Set the listing down unchanged, minus every embedded image.

──────

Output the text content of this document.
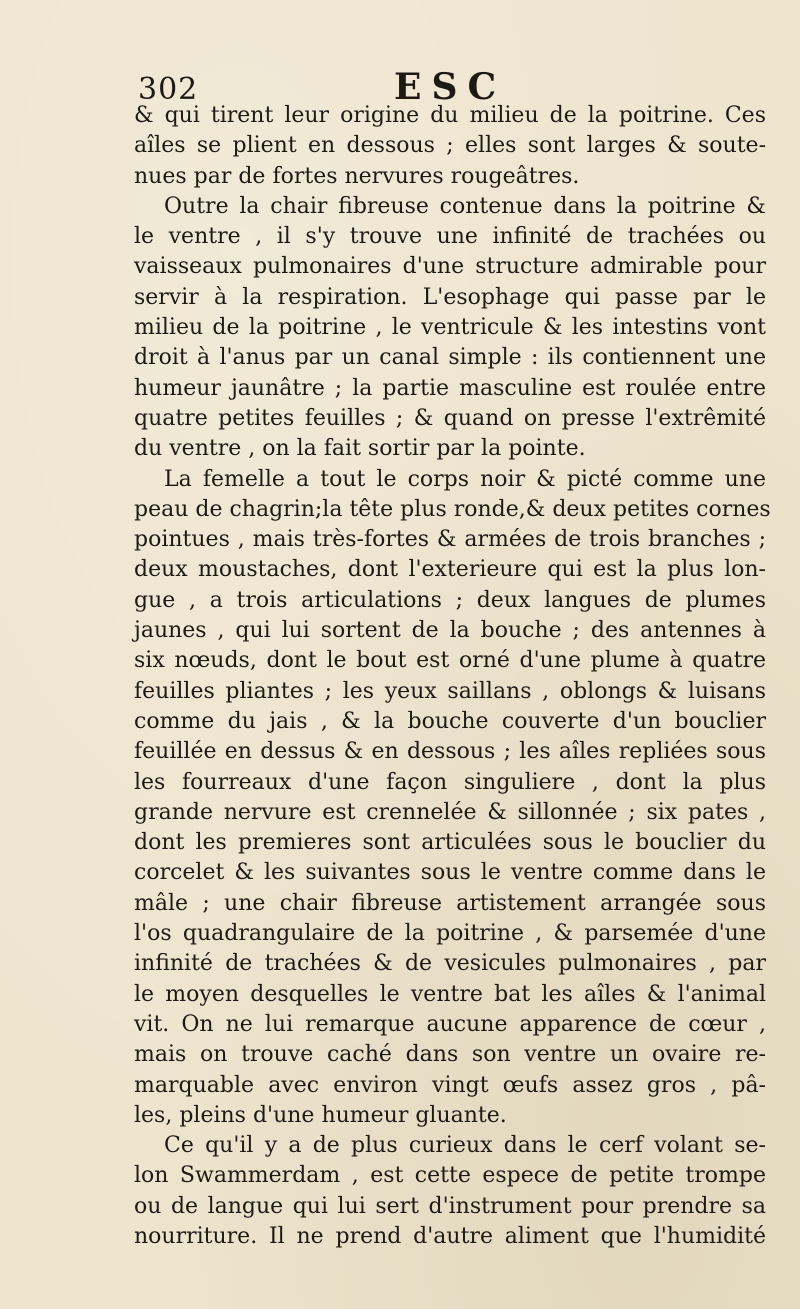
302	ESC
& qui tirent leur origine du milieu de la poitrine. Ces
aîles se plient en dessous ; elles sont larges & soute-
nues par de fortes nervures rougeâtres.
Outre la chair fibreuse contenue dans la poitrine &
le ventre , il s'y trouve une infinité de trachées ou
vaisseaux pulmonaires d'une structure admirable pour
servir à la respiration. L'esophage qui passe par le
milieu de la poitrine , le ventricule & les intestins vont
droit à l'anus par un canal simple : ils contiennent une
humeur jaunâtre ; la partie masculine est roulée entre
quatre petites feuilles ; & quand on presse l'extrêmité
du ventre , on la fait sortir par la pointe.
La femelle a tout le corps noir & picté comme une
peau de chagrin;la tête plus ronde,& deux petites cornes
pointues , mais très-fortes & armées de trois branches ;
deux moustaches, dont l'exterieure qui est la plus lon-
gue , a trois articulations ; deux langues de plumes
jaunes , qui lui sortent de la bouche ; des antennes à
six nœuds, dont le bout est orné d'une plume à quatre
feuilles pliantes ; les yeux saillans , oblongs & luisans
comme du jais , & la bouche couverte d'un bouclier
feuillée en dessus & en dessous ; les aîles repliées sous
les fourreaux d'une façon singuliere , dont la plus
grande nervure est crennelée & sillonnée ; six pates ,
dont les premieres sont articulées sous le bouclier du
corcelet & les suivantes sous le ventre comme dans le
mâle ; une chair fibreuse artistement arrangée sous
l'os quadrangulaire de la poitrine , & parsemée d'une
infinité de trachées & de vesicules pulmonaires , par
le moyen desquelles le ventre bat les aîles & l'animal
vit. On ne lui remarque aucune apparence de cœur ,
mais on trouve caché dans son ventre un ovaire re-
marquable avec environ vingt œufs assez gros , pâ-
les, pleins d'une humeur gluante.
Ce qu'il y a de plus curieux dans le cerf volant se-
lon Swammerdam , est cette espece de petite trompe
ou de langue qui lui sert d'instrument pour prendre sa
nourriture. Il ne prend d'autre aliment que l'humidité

──────

## Output of the exercise
Output the text content of this document.
302	ESC
& qui tirent leur origine du milieu de la poitrine. Ces
aîles se plient en dessous ; elles sont larges & soute-
nues par de fortes nervures rougeâtres.
Outre la chair fibreuse contenue dans la poitrine &
le ventre , il s'y trouve une infinité de trachées ou
vaisseaux pulmonaires d'une structure admirable pour
servir à la respiration. L'esophage qui passe par le
milieu de la poitrine , le ventricule & les intestins vont
droit à l'anus par un canal simple : ils contiennent une
humeur jaunâtre ; la partie masculine est roulée entre
quatre petites feuilles ; & quand on presse l'extrêmité
du ventre , on la fait sortir par la pointe.
La femelle a tout le corps noir & picté comme une
peau de chagrin;la tête plus ronde,& deux petites cornes
pointues , mais très-fortes & armées de trois branches ;
deux moustaches, dont l'exterieure qui est la plus lon-
gue , a trois articulations ; deux langues de plumes
jaunes , qui lui sortent de la bouche ; des antennes à
six nœuds, dont le bout est orné d'une plume à quatre
feuilles pliantes ; les yeux saillans , oblongs & luisans
comme du jais , & la bouche couverte d'un bouclier
feuillée en dessus & en dessous ; les aîles repliées sous
les fourreaux d'une façon singuliere , dont la plus
grande nervure est crennelée & sillonnée ; six pates ,
dont les premieres sont articulées sous le bouclier du
corcelet & les suivantes sous le ventre comme dans le
mâle ; une chair fibreuse artistement arrangée sous
l'os quadrangulaire de la poitrine , & parsemée d'une
infinité de trachées & de vesicules pulmonaires , par
le moyen desquelles le ventre bat les aîles & l'animal
vit. On ne lui remarque aucune apparence de cœur ,
mais on trouve caché dans son ventre un ovaire re-
marquable avec environ vingt œufs assez gros , pâ-
les, pleins d'une humeur gluante.
Ce qu'il y a de plus curieux dans le cerf volant se-
lon Swammerdam , est cette espece de petite trompe
ou de langue qui lui sert d'instrument pour prendre sa
nourriture. Il ne prend d'autre aliment que l'humidité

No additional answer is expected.